Starting at the line that contains "Type out the text in this image.", restate each line word for word through the final line of the data, keeping both ends.

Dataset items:
════════════════
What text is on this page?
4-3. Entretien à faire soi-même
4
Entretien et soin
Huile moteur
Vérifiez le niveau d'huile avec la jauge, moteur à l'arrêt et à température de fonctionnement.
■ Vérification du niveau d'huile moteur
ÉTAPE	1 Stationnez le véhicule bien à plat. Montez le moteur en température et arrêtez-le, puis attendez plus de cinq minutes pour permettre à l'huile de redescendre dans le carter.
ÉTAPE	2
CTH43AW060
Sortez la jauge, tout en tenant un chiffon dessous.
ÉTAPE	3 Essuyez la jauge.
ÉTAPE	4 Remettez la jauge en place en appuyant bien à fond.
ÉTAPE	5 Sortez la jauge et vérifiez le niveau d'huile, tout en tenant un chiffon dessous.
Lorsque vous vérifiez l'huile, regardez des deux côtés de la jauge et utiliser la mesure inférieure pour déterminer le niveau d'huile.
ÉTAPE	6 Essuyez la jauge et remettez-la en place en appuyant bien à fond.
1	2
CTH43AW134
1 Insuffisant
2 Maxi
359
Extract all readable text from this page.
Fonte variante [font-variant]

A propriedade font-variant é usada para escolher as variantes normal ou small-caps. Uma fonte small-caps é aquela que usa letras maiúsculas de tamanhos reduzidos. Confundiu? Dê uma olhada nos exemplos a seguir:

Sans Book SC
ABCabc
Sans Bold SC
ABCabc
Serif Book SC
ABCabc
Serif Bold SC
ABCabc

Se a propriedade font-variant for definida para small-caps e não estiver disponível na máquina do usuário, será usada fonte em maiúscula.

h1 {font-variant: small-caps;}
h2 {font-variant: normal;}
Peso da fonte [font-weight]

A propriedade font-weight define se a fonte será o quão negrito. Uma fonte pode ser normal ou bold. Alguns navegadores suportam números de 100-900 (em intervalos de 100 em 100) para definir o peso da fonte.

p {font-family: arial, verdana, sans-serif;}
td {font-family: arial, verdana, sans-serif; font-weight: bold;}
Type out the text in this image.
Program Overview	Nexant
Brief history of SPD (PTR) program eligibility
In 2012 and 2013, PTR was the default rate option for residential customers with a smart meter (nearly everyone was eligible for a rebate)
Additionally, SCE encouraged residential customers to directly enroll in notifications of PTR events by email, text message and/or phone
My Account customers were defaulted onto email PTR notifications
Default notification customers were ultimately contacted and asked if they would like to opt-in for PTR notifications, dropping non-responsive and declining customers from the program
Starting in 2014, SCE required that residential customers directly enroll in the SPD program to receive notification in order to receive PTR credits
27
════════════════
◆ RESULT FOR THIS TASK
Type out the text in this image.
Program Overview	Nexant
Brief history of SPD (PTR) program eligibility
In 2012 and 2013, PTR was the default rate option for residential customers with a smart meter (nearly everyone was eligible for a rebate)
Additionally, SCE encouraged residential customers to directly enroll in notifications of PTR events by email, text message and/or phone
My Account customers were defaulted onto email PTR notifications
Default notification customers were ultimately contacted and asked if they would like to opt-in for PTR notifications, dropping non-responsive and declining customers from the program
Starting in 2014, SCE required that residential customers directly enroll in the SPD program to receive notification in order to receive PTR credits
27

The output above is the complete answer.